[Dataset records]

================

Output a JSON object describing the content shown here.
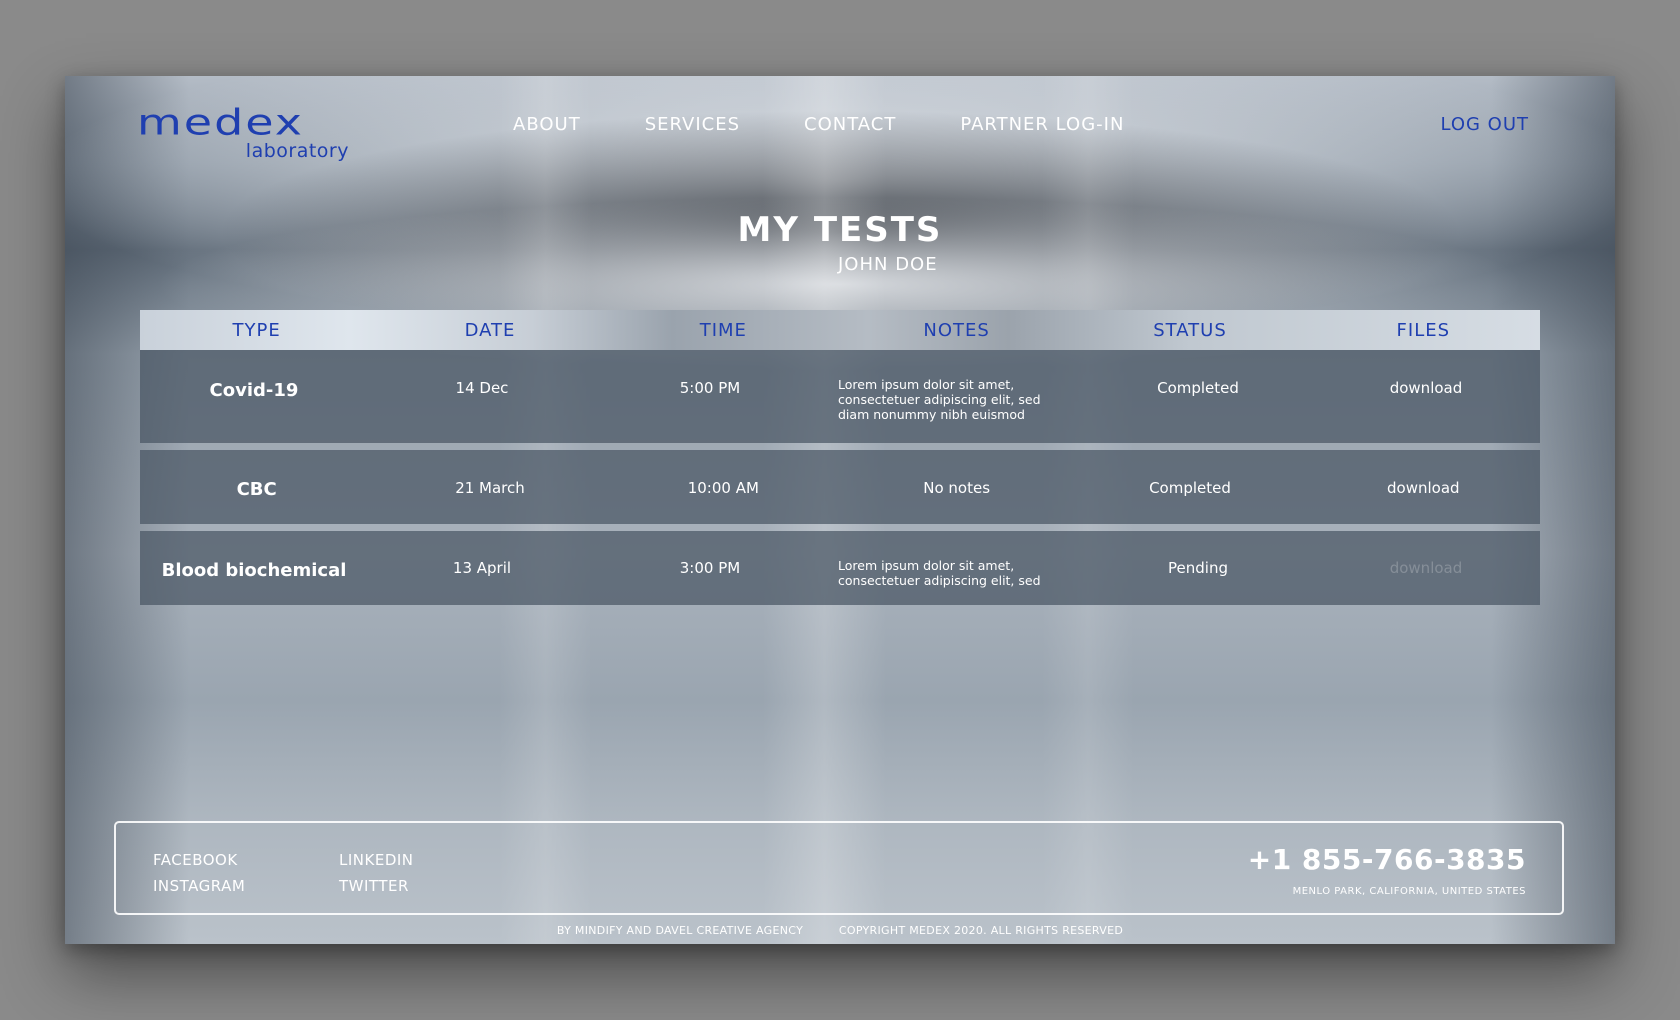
{
  "header": {
    "logo_main": "medex",
    "logo_sub": "laboratory",
    "nav": [
      {
        "label": "ABOUT"
      },
      {
        "label": "SERVICES"
      },
      {
        "label": "CONTACT"
      },
      {
        "label": "PARTNER LOG-IN"
      }
    ],
    "logout_label": "LOG OUT"
  },
  "page": {
    "title": "MY TESTS",
    "user_name": "JOHN DOE"
  },
  "table": {
    "columns": [
      "TYPE",
      "DATE",
      "TIME",
      "NOTES",
      "STATUS",
      "FILES"
    ],
    "rows": [
      {
        "type": "Covid-19",
        "date": "14 Dec",
        "time": "5:00 PM",
        "notes": "Lorem ipsum dolor sit amet, consectetuer adipiscing elit, sed diam nonummy nibh euismod",
        "status": "Completed",
        "file": "download"
      },
      {
        "type": "CBC",
        "date": "21 March",
        "time": "10:00 AM",
        "notes": "No notes",
        "status": "Completed",
        "file": "download"
      },
      {
        "type": "Blood biochemical",
        "date": "13 April",
        "time": "3:00 PM",
        "notes": "Lorem ipsum dolor sit amet, consectetuer adipiscing elit, sed",
        "status": "Pending",
        "file": "download"
      }
    ]
  },
  "footer": {
    "social": [
      {
        "label": "FACEBOOK"
      },
      {
        "label": "LINKEDIN"
      },
      {
        "label": "INSTAGRAM"
      },
      {
        "label": "TWITTER"
      }
    ],
    "phone": "+1 855-766-3835",
    "address": "MENLO PARK, CALIFORNIA, UNITED STATES",
    "credit_left": "BY MINDIFY AND DAVEL CREATIVE AGENCY",
    "credit_right": "COPYRIGHT MEDEX 2020. ALL RIGHTS RESERVED"
  },
  "colors": {
    "brand_blue": "#1f3fb0",
    "row_bg": "#4a5664",
    "text": "#ffffff"
  }
}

================

▶ [Given instruction] Without the pictures, transcribe the listing above exactly.

▶ [Exercise answer]
Output a JSON object describing the content shown here.
{
  "header": {
    "logo_main": "medex",
    "logo_sub": "laboratory",
    "nav": [
      {
        "label": "ABOUT"
      },
      {
        "label": "SERVICES"
      },
      {
        "label": "CONTACT"
      },
      {
        "label": "PARTNER LOG-IN"
      }
    ],
    "logout_label": "LOG OUT"
  },
  "page": {
    "title": "MY TESTS",
    "user_name": "JOHN DOE"
  },
  "table": {
    "columns": [
      "TYPE",
      "DATE",
      "TIME",
      "NOTES",
      "STATUS",
      "FILES"
    ],
    "rows": [
      {
        "type": "Covid-19",
        "date": "14 Dec",
        "time": "5:00 PM",
        "notes": "Lorem ipsum dolor sit amet, consectetuer adipiscing elit, sed diam nonummy nibh euismod",
        "status": "Completed",
        "file": "download"
      },
      {
        "type": "CBC",
        "date": "21 March",
        "time": "10:00 AM",
        "notes": "No notes",
        "status": "Completed",
        "file": "download"
      },
      {
        "type": "Blood biochemical",
        "date": "13 April",
        "time": "3:00 PM",
        "notes": "Lorem ipsum dolor sit amet, consectetuer adipiscing elit, sed",
        "status": "Pending",
        "file": "download"
      }
    ]
  },
  "footer": {
    "social": [
      {
        "label": "FACEBOOK"
      },
      {
        "label": "LINKEDIN"
      },
      {
        "label": "INSTAGRAM"
      },
      {
        "label": "TWITTER"
      }
    ],
    "phone": "+1 855-766-3835",
    "address": "MENLO PARK, CALIFORNIA, UNITED STATES",
    "credit_left": "BY MINDIFY AND DAVEL CREATIVE AGENCY",
    "credit_right": "COPYRIGHT MEDEX 2020. ALL RIGHTS RESERVED"
  },
  "colors": {
    "brand_blue": "#1f3fb0",
    "row_bg": "#4a5664",
    "text": "#ffffff"
  }
}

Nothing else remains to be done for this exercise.